### SUPPLIED MATERIAL ###

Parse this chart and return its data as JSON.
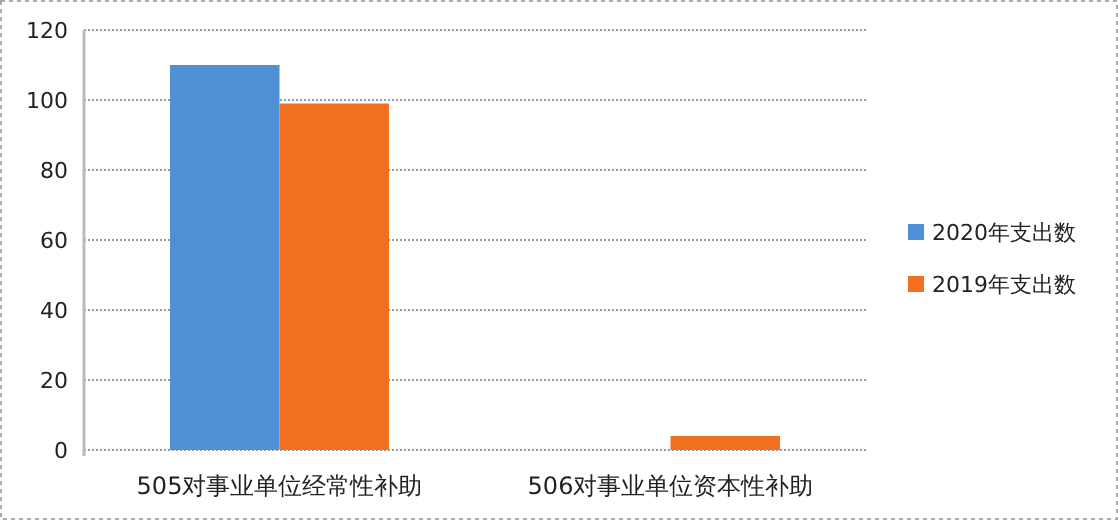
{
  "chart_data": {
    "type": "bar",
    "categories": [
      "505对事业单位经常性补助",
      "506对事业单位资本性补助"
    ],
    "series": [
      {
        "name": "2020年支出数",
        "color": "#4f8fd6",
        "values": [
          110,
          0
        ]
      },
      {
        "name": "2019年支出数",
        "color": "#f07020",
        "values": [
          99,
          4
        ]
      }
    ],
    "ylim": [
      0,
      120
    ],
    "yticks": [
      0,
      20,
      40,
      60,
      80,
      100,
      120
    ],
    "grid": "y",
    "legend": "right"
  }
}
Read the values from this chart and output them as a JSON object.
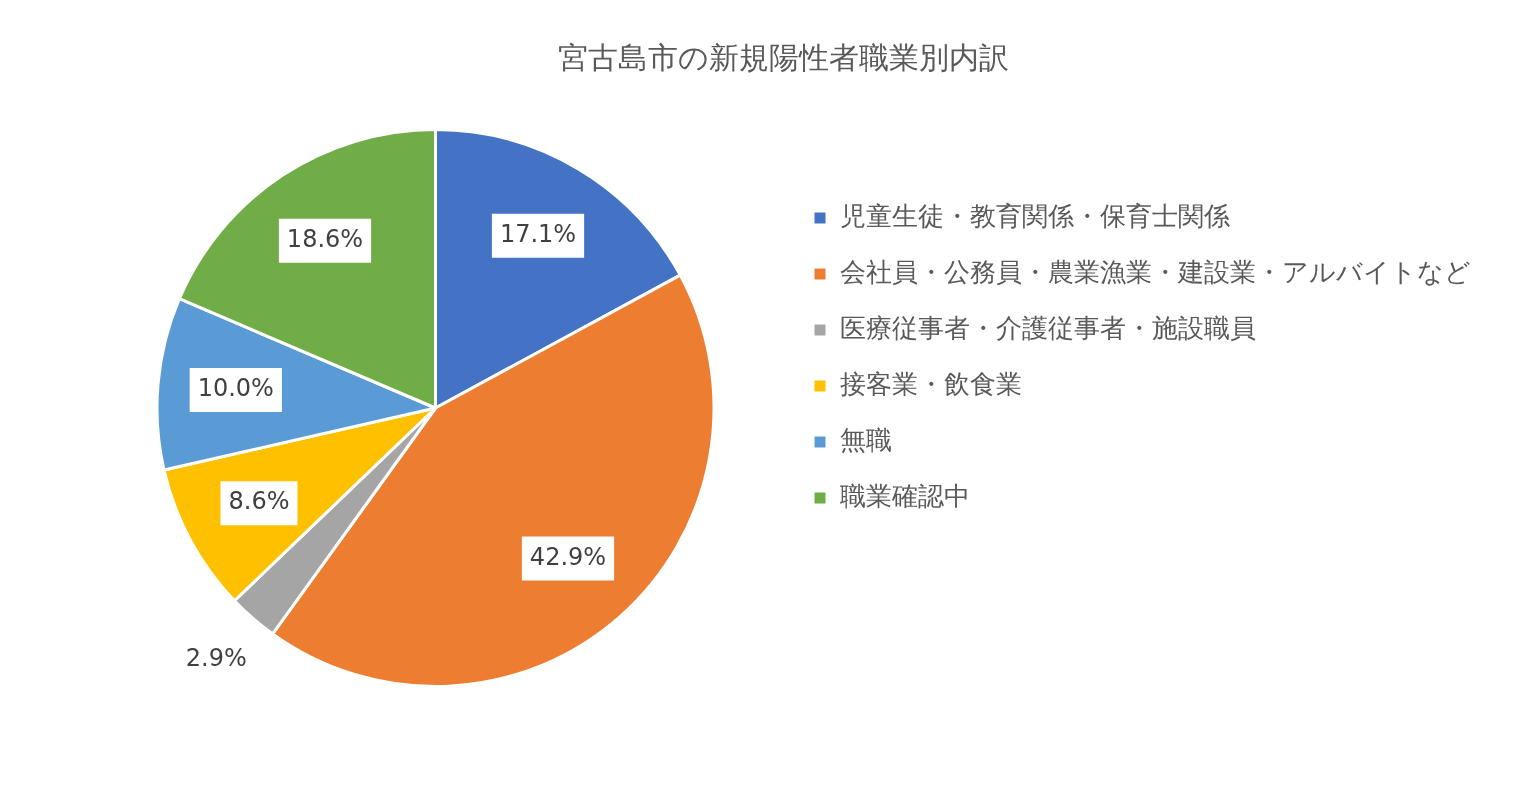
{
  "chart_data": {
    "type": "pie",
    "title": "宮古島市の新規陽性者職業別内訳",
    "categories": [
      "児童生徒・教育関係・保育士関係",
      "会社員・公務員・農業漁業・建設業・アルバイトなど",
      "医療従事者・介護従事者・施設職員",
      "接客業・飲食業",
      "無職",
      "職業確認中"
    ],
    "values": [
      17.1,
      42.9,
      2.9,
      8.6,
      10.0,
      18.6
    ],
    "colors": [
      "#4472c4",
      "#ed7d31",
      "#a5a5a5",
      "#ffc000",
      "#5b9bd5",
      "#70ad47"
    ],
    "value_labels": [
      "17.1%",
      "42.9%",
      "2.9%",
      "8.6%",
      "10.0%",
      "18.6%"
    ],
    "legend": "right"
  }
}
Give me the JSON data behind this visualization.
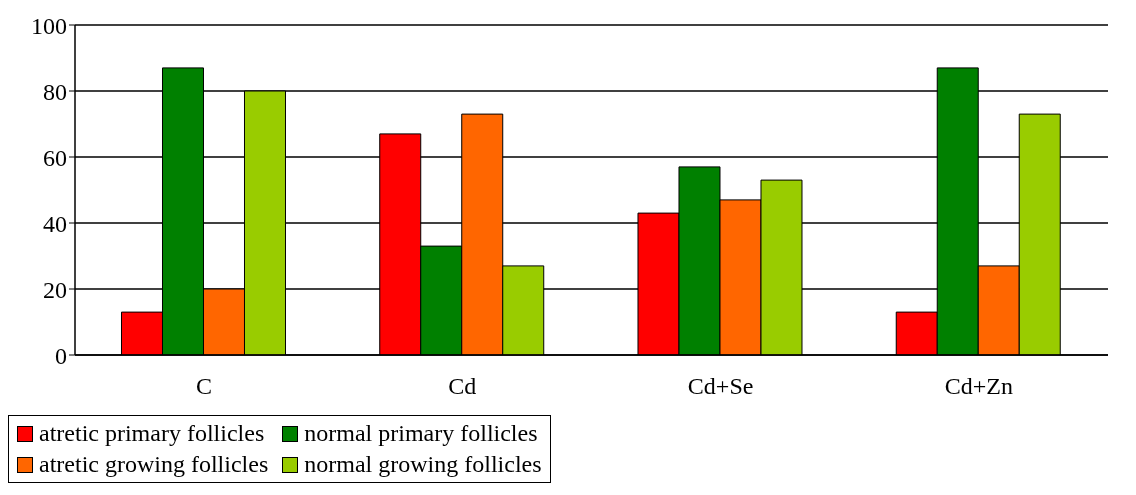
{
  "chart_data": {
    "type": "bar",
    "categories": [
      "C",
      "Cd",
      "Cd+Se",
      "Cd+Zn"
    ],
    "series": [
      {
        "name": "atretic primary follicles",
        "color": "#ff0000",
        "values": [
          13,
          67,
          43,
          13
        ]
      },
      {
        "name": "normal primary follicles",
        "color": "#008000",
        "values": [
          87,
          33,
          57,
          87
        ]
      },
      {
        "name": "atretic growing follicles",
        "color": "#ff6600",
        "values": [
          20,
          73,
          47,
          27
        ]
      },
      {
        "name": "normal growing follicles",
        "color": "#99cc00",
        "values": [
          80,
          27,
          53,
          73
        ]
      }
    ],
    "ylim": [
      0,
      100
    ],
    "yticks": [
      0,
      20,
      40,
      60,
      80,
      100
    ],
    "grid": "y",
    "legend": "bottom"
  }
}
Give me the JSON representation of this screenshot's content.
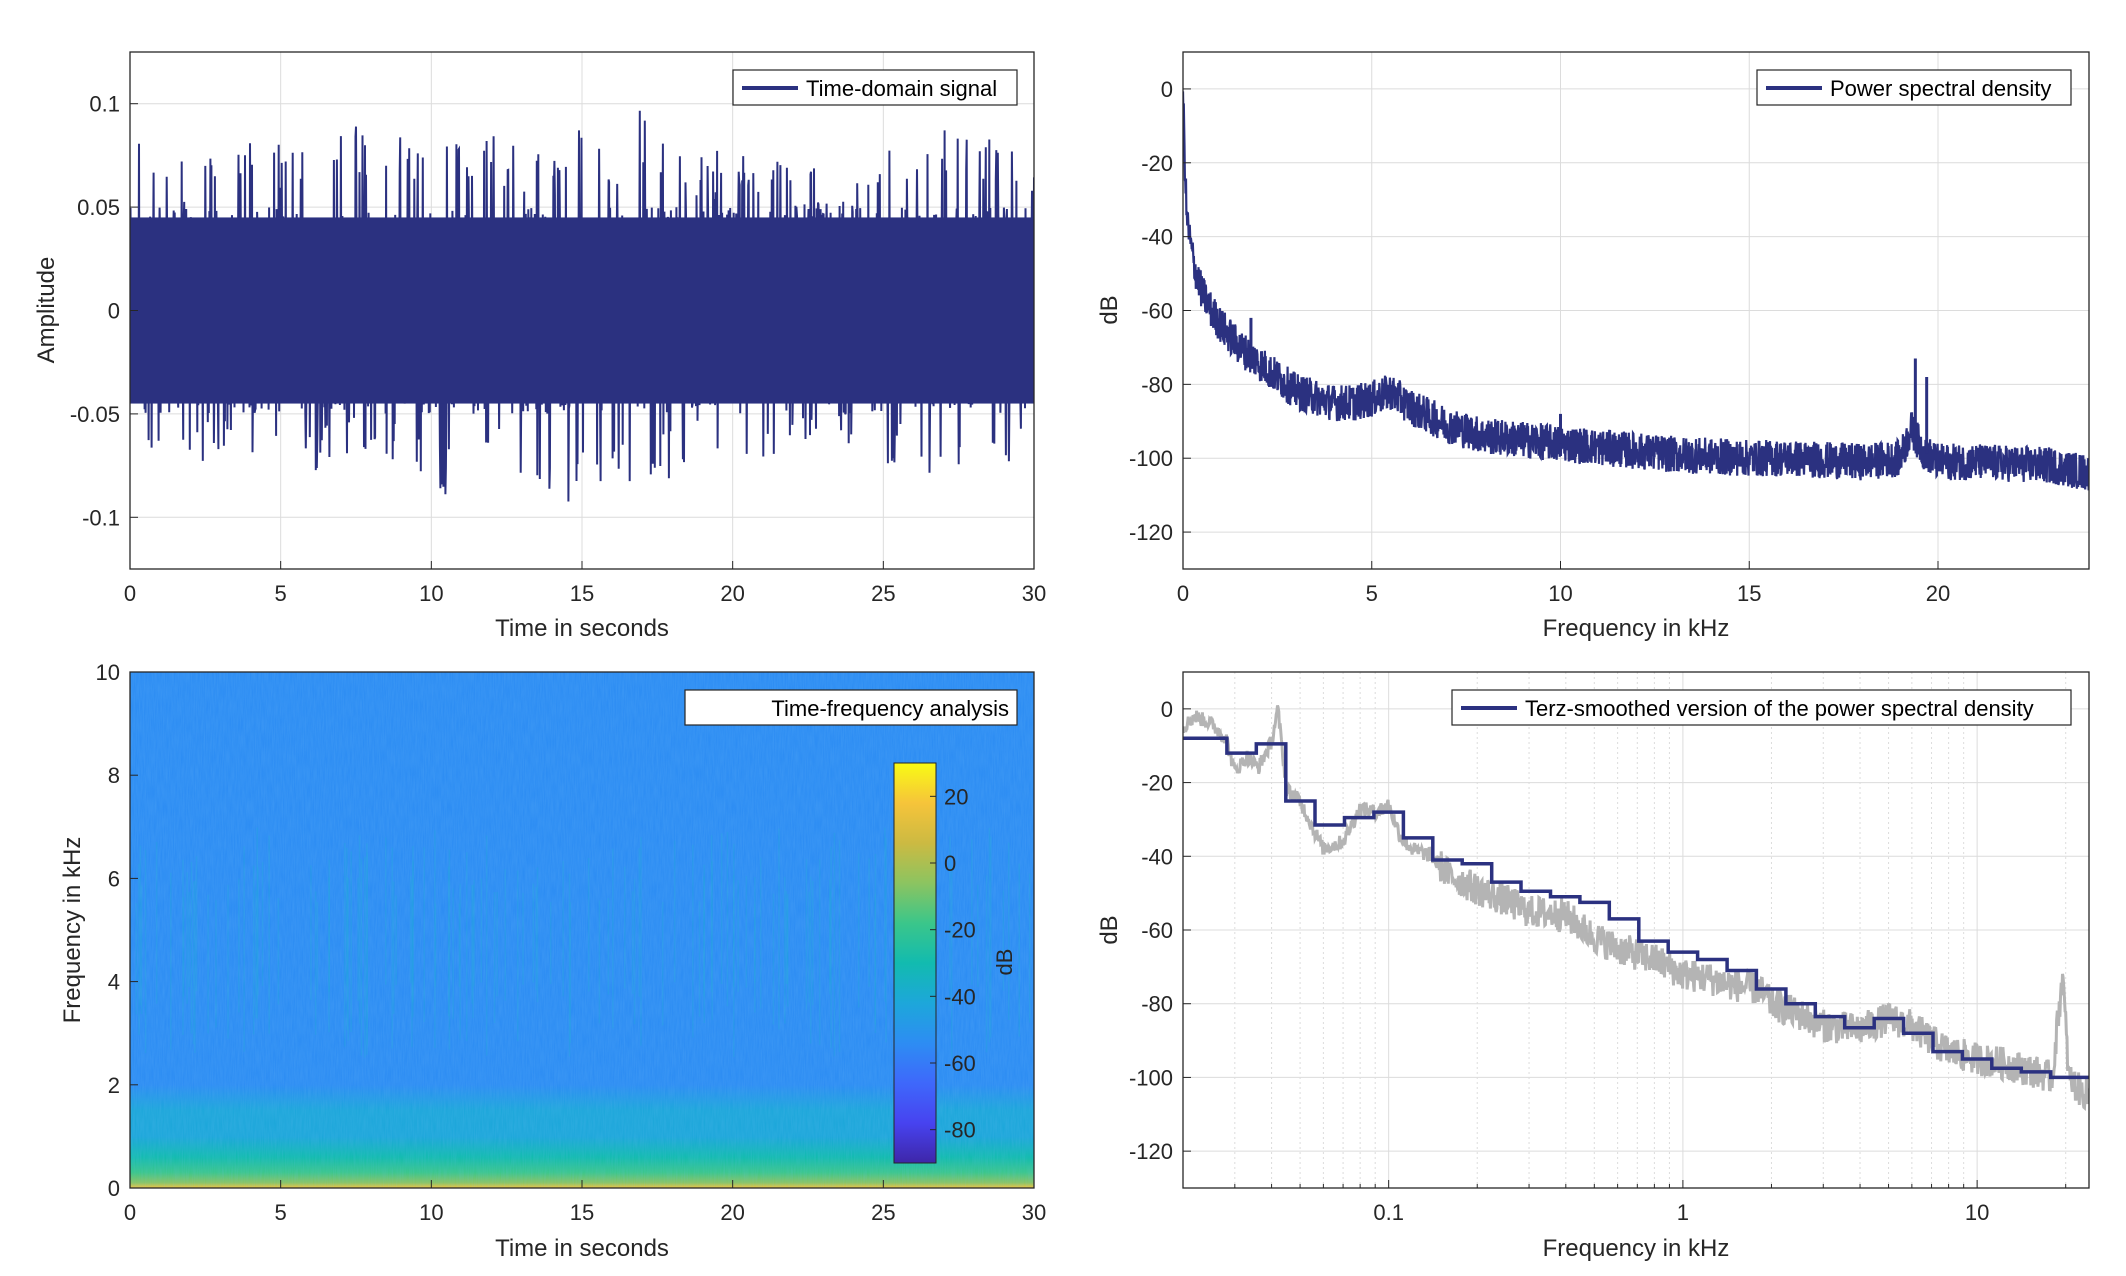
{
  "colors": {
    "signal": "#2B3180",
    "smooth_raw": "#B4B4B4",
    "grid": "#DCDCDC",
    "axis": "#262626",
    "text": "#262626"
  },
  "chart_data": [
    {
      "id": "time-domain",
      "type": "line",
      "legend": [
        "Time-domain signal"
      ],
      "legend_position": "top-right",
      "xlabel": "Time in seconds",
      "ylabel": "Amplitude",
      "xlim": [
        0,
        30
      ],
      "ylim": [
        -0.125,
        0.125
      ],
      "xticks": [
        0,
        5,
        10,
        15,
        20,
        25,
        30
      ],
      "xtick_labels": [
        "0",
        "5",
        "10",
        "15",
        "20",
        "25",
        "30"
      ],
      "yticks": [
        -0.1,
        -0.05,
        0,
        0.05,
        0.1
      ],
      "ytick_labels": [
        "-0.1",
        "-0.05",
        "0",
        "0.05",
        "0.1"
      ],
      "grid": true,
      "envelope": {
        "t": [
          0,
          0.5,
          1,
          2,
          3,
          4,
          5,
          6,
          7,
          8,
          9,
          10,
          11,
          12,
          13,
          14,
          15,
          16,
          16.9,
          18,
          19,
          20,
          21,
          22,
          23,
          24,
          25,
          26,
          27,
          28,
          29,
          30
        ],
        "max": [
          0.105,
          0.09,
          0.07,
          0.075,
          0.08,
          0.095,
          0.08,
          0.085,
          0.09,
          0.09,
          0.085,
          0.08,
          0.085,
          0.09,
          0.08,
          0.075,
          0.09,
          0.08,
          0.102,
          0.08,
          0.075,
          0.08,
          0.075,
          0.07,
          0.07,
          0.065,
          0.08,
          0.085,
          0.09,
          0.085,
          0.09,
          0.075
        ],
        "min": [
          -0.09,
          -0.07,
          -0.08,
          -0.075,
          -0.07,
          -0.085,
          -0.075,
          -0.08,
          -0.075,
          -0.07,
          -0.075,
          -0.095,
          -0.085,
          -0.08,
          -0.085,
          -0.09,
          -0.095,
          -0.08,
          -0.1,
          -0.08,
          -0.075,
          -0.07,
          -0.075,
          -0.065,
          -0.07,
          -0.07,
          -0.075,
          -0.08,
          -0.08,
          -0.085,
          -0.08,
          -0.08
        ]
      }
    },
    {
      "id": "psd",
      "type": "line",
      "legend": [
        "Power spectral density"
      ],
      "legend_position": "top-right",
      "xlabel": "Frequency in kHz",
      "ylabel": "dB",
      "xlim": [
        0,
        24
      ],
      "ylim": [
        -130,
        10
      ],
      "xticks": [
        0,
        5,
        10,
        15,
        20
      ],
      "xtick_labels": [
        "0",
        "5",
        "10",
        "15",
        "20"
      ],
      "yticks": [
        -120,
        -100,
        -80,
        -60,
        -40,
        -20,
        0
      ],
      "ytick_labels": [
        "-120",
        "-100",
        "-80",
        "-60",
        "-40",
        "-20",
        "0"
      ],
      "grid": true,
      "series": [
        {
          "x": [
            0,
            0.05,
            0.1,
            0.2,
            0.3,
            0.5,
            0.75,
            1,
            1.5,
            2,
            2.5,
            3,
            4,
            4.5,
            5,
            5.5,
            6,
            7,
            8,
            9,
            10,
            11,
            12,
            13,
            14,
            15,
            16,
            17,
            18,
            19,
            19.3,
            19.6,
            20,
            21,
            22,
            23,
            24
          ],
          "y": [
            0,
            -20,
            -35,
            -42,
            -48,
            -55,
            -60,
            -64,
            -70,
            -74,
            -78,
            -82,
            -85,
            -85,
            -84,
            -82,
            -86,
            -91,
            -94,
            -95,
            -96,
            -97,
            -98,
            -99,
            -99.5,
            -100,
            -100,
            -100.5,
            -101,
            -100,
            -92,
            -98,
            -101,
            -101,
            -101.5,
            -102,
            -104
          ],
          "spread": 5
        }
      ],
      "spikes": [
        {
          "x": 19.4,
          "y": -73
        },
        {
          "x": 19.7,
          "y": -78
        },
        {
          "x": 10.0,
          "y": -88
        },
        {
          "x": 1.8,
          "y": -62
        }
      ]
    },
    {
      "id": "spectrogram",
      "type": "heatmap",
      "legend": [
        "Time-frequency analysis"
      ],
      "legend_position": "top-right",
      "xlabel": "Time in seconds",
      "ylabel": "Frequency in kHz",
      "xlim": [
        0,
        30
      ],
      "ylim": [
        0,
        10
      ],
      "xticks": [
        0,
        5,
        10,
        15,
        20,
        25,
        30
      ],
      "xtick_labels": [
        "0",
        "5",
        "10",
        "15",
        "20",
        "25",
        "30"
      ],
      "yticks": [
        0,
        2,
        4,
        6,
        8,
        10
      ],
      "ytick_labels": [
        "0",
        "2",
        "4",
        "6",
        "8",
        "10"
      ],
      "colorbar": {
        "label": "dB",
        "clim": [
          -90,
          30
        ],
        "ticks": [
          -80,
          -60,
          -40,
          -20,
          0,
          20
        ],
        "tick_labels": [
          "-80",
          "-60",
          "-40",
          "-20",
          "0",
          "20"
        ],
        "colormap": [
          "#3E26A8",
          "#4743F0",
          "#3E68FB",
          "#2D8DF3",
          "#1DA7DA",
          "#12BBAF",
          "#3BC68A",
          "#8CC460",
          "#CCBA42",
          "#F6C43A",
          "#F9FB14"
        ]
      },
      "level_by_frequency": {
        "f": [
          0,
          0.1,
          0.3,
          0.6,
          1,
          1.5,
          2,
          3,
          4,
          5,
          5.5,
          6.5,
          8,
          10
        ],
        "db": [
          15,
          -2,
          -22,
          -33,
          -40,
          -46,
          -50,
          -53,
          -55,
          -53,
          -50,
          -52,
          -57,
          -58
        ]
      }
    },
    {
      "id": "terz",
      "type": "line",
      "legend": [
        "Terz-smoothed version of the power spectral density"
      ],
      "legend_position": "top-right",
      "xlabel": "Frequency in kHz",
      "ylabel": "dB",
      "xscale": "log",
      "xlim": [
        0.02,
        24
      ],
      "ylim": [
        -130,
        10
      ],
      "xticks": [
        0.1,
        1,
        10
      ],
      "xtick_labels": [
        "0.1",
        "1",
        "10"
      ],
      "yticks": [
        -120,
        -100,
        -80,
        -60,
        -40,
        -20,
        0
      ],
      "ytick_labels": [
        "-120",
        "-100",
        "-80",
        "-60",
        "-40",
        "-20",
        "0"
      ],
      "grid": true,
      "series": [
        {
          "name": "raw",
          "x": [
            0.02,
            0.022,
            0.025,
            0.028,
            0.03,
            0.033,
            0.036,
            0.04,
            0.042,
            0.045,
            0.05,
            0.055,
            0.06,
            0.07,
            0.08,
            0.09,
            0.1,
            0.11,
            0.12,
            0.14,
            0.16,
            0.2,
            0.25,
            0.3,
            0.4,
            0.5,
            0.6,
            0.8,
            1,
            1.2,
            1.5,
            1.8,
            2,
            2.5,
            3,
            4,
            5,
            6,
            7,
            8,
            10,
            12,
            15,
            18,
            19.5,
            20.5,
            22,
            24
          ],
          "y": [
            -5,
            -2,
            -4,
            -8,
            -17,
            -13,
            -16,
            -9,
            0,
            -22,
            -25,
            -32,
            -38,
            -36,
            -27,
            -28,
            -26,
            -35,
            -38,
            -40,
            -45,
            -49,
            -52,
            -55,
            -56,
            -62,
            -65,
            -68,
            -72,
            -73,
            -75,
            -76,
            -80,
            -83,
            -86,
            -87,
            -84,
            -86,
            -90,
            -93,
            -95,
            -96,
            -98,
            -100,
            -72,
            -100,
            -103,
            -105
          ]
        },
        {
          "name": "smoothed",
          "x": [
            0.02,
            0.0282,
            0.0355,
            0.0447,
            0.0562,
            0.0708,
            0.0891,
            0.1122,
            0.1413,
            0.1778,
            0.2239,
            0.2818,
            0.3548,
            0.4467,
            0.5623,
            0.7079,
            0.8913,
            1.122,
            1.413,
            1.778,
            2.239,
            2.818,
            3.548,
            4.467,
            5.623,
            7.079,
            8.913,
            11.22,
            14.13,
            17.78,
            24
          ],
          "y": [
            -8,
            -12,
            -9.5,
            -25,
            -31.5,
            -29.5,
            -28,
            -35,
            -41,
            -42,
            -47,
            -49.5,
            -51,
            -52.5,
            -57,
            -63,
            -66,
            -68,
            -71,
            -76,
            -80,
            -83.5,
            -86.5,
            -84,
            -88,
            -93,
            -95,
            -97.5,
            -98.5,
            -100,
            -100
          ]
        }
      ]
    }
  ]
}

###

OBJECTIVE =>
Find every line in the records above that contains the word "Give", and copy each one.

FINAL ANSWER =>
Give me the JSON data behind this visualization.
Give me the JSON representation of this screenshot's content.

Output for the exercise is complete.